GIVEN EXERCISE: Read the lines that follow and pick out every one containing the word "Druckvorkosten".

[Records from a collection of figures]
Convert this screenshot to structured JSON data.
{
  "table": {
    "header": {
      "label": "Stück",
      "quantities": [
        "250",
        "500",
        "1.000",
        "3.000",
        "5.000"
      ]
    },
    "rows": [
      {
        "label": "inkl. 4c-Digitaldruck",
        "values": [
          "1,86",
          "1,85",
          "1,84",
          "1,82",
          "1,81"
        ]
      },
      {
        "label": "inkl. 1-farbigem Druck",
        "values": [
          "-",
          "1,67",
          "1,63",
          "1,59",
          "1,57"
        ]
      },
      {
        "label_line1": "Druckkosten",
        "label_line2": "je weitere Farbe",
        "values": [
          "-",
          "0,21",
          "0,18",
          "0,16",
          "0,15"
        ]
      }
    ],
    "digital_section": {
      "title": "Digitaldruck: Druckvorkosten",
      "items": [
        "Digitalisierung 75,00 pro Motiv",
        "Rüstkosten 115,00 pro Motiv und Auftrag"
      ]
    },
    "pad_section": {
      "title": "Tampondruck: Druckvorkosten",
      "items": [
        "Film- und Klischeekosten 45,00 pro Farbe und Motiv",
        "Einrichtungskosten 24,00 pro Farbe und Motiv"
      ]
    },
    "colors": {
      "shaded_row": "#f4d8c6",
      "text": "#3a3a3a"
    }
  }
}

TASK RESULT:
      "title": "Digitaldruck: Druckvorkosten",
      "title": "Tampondruck: Druckvorkosten",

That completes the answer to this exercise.